## Begin EXERCISE MATERIALS

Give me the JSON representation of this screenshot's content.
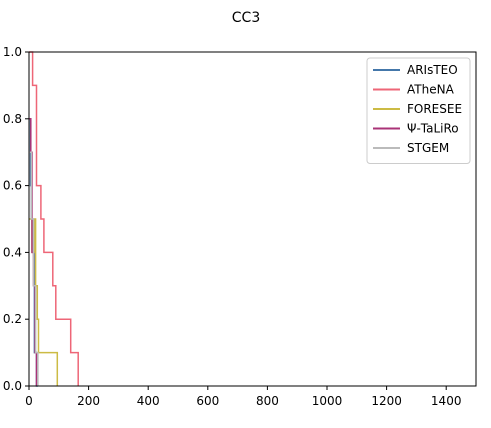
{
  "chart_data": {
    "type": "line",
    "title": "CC3",
    "xlabel": "",
    "ylabel": "",
    "xlim": [
      0,
      1500
    ],
    "ylim": [
      0,
      1.0
    ],
    "xticks": [
      "0",
      "200",
      "400",
      "600",
      "800",
      "1000",
      "1200",
      "1400"
    ],
    "xtick_values": [
      0,
      200,
      400,
      600,
      800,
      1000,
      1200,
      1400
    ],
    "yticks": [
      "0.0",
      "0.2",
      "0.4",
      "0.6",
      "0.8",
      "1.0"
    ],
    "ytick_values": [
      0,
      0.2,
      0.4,
      0.6,
      0.8,
      1.0
    ],
    "grid": false,
    "legend_position": "top-right",
    "series": [
      {
        "name": "ARIsTEO",
        "color": "#4477aa",
        "x": [
          0,
          5,
          5,
          8,
          8,
          12,
          12,
          18,
          18,
          25,
          25,
          30
        ],
        "y": [
          0.8,
          0.8,
          0.6,
          0.6,
          0.5,
          0.5,
          0.4,
          0.4,
          0.1,
          0.1,
          0.0,
          0.0
        ]
      },
      {
        "name": "ATheNA",
        "color": "#ee6677",
        "x": [
          0,
          12,
          12,
          25,
          25,
          40,
          40,
          50,
          50,
          80,
          80,
          90,
          90,
          140,
          140,
          165,
          165
        ],
        "y": [
          1.0,
          1.0,
          0.9,
          0.9,
          0.6,
          0.6,
          0.5,
          0.5,
          0.4,
          0.4,
          0.3,
          0.3,
          0.2,
          0.2,
          0.1,
          0.1,
          0.0
        ]
      },
      {
        "name": "FORESEE",
        "color": "#ccbb44",
        "x": [
          0,
          10,
          10,
          18,
          18,
          22,
          22,
          28,
          28,
          32,
          32,
          35,
          35,
          95,
          95
        ],
        "y": [
          0.5,
          0.5,
          0.4,
          0.4,
          0.5,
          0.5,
          0.3,
          0.3,
          0.2,
          0.2,
          0.1,
          0.1,
          0.1,
          0.1,
          0.0
        ]
      },
      {
        "name": "Ψ-TaLiRo",
        "color": "#aa3377",
        "x": [
          0,
          6,
          6,
          10,
          10,
          15,
          15,
          20,
          20,
          25,
          25
        ],
        "y": [
          0.8,
          0.8,
          0.7,
          0.7,
          0.4,
          0.4,
          0.3,
          0.3,
          0.1,
          0.1,
          0.0
        ]
      },
      {
        "name": "STGEM",
        "color": "#bbbbbb",
        "x": [
          0,
          8,
          8,
          15,
          15,
          22,
          22,
          30,
          30
        ],
        "y": [
          0.7,
          0.7,
          0.5,
          0.5,
          0.3,
          0.3,
          0.1,
          0.1,
          0.0
        ]
      }
    ]
  }
}
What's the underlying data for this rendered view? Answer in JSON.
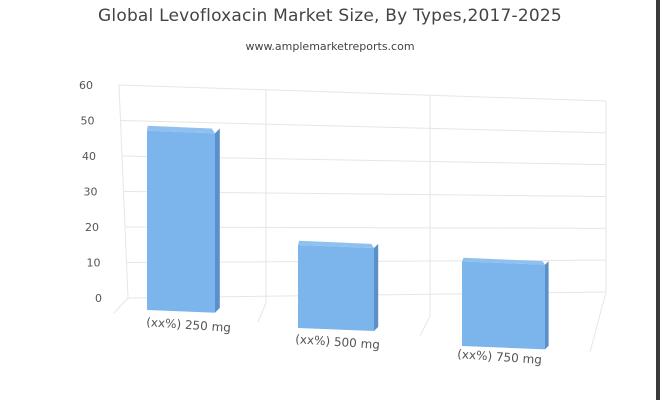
{
  "header": {
    "title": "Global Levofloxacin Market Size, By Types,2017-2025",
    "subtitle": "www.amplemarketreports.com"
  },
  "colors": {
    "bar_front": "#7cb5ec",
    "bar_side": "#5a8fc9",
    "bar_top": "#8fc1f0",
    "grid": "#e6e6e6"
  },
  "chart_data": {
    "type": "bar",
    "categories": [
      "(xx%) 250 mg",
      "(xx%) 500 mg",
      "(xx%) 750 mg"
    ],
    "values": [
      49,
      20,
      14
    ],
    "yticks": [
      0,
      10,
      20,
      30,
      40,
      50,
      60
    ],
    "ylim": [
      0,
      60
    ],
    "title": "Global Levofloxacin Market Size, By Types,2017-2025",
    "subtitle": "www.amplemarketreports.com",
    "grid": true,
    "legend": false,
    "style": "3d"
  }
}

## End EXERCISE MATERIALS

STATED TASK:
Find the word "amplemarketreports" in the data and copy out each line where it turns up.

IN RESPONSE:
    "subtitle": "www.amplemarketreports.com"
    "subtitle": "www.amplemarketreports.com",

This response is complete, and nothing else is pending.